- [WHAT NEEDS TO BE DONE]:
Transcribe the records below exactly as they appear, omitting any pictures.

- [DATA TO PROCESS]:
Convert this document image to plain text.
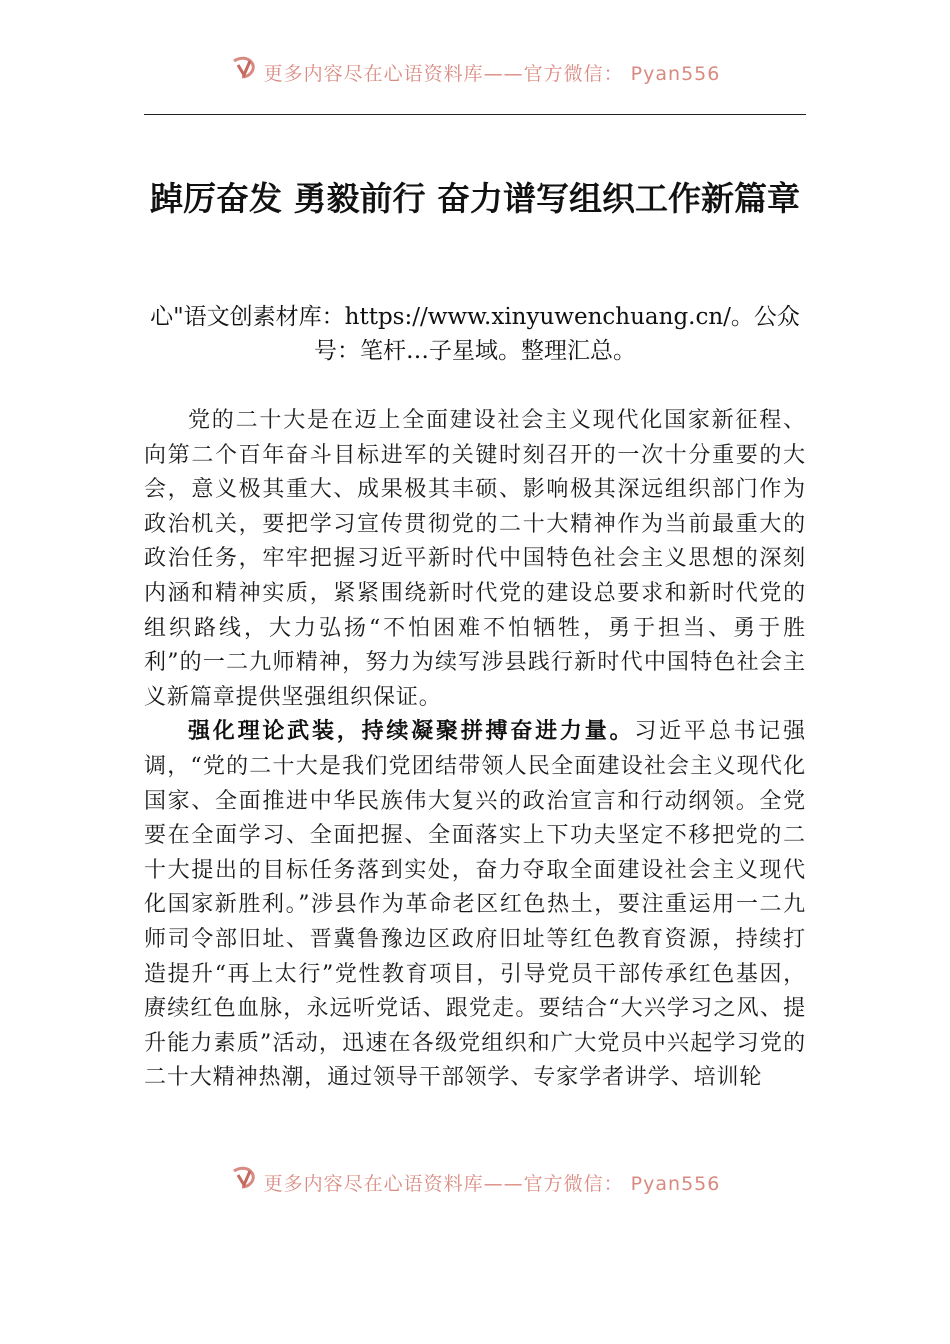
更多内容尽在心语资料库——官方微信： Pyan556
踔厉奋发 勇毅前行 奋力谱写组织工作新篇章
心"语文创素材库：https://www.xinyuwenchuang.cn/。公众号：笔杆…子星域。整理汇总。

党的二十大是在迈上全面建设社会主义现代化国家新征程、向第二个百年奋斗目标进军的关键时刻召开的一次十分重要的大会，意义极其重大、成果极其丰硕、影响极其深远组织部门作为政治机关，要把学习宣传贯彻党的二十大精神作为当前最重大的政治任务，牢牢把握习近平新时代中国特色社会主义思想的深刻内涵和精神实质，紧紧围绕新时代党的建设总要求和新时代党的组织路线，大力弘扬“不怕困难不怕牺牲，勇于担当、勇于胜利”的一二九师精神，努力为续写涉县践行新时代中国特色社会主义新篇章提供坚强组织保证。

强化理论武装，持续凝聚拼搏奋进力量。习近平总书记强调，“党的二十大是我们党团结带领人民全面建设社会主义现代化国家、全面推进中华民族伟大复兴的政治宣言和行动纲领。全党要在全面学习、全面把握、全面落实上下功夫坚定不移把党的二十大提出的目标任务落到实处，奋力夺取全面建设社会主义现代化国家新胜利。”涉县作为革命老区红色热土，要注重运用一二九师司令部旧址、晋冀鲁豫边区政府旧址等红色教育资源，持续打造提升“再上太行”党性教育项目，引导党员干部传承红色基因，赓续红色血脉，永远听党话、跟党走。要结合“大兴学习之风、提升能力素质”活动，迅速在各级党组织和广大党员中兴起学习党的二十大精神热潮，通过领导干部领学、专家学者讲学、培训轮

更多内容尽在心语资料库——官方微信： Pyan556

- [TASK RESULT]:
Convert this document image to plain text.
更多内容尽在心语资料库——官方微信： Pyan556
踔厉奋发 勇毅前行 奋力谱写组织工作新篇章
心"语文创素材库：https://www.xinyuwenchuang.cn/。公众号：笔杆…子星域。整理汇总。

党的二十大是在迈上全面建设社会主义现代化国家新征程、向第二个百年奋斗目标进军的关键时刻召开的一次十分重要的大会，意义极其重大、成果极其丰硕、影响极其深远组织部门作为政治机关，要把学习宣传贯彻党的二十大精神作为当前最重大的政治任务，牢牢把握习近平新时代中国特色社会主义思想的深刻内涵和精神实质，紧紧围绕新时代党的建设总要求和新时代党的组织路线，大力弘扬“不怕困难不怕牺牲，勇于担当、勇于胜利”的一二九师精神，努力为续写涉县践行新时代中国特色社会主义新篇章提供坚强组织保证。

强化理论武装，持续凝聚拼搏奋进力量。习近平总书记强调，“党的二十大是我们党团结带领人民全面建设社会主义现代化国家、全面推进中华民族伟大复兴的政治宣言和行动纲领。全党要在全面学习、全面把握、全面落实上下功夫坚定不移把党的二十大提出的目标任务落到实处，奋力夺取全面建设社会主义现代化国家新胜利。”涉县作为革命老区红色热土，要注重运用一二九师司令部旧址、晋冀鲁豫边区政府旧址等红色教育资源，持续打造提升“再上太行”党性教育项目，引导党员干部传承红色基因，赓续红色血脉，永远听党话、跟党走。要结合“大兴学习之风、提升能力素质”活动，迅速在各级党组织和广大党员中兴起学习党的二十大精神热潮，通过领导干部领学、专家学者讲学、培训轮

更多内容尽在心语资料库——官方微信： Pyan556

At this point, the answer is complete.